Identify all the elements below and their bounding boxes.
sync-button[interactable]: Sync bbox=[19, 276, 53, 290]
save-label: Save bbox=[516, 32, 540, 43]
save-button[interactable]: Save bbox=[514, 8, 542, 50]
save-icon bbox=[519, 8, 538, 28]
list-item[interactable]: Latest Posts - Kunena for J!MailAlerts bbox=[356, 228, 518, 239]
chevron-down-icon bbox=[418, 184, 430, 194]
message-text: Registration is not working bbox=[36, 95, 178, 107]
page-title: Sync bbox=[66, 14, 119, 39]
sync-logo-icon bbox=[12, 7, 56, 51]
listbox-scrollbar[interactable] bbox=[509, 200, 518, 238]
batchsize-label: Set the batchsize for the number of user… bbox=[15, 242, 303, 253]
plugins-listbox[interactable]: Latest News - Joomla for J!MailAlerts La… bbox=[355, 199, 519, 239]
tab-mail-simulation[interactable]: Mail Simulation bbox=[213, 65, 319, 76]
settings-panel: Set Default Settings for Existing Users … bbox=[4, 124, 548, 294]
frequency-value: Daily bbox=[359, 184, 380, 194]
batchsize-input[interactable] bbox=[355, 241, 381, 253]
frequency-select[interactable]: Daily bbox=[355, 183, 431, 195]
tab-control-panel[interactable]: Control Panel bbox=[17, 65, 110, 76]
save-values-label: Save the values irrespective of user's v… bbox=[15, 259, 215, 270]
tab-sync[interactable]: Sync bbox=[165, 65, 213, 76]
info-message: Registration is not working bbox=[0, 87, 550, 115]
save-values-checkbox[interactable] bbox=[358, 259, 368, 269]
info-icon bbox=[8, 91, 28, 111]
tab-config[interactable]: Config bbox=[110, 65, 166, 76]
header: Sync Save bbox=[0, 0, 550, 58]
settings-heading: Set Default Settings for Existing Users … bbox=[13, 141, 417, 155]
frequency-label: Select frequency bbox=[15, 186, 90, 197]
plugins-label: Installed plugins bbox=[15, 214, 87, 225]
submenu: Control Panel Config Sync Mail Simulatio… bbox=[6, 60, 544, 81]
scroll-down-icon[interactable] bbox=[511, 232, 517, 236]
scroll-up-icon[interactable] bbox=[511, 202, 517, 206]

Problem description >> Give the records from their first line through the line that contains "listbox-scrollbar[interactable] bbox=[509, 200, 518, 238]" as a JSON list of strings, one string per line, skipping blank lines. Include both the first line and that last line.

Full solution >>
[
  "Identify all the elements below and their bounding boxes.",
  "sync-button[interactable]: Sync bbox=[19, 276, 53, 290]",
  "save-label: Save bbox=[516, 32, 540, 43]",
  "save-button[interactable]: Save bbox=[514, 8, 542, 50]",
  "save-icon bbox=[519, 8, 538, 28]",
  "list-item[interactable]: Latest Posts - Kunena for J!MailAlerts bbox=[356, 228, 518, 239]",
  "chevron-down-icon bbox=[418, 184, 430, 194]",
  "message-text: Registration is not working bbox=[36, 95, 178, 107]",
  "page-title: Sync bbox=[66, 14, 119, 39]",
  "sync-logo-icon bbox=[12, 7, 56, 51]",
  "listbox-scrollbar[interactable] bbox=[509, 200, 518, 238]"
]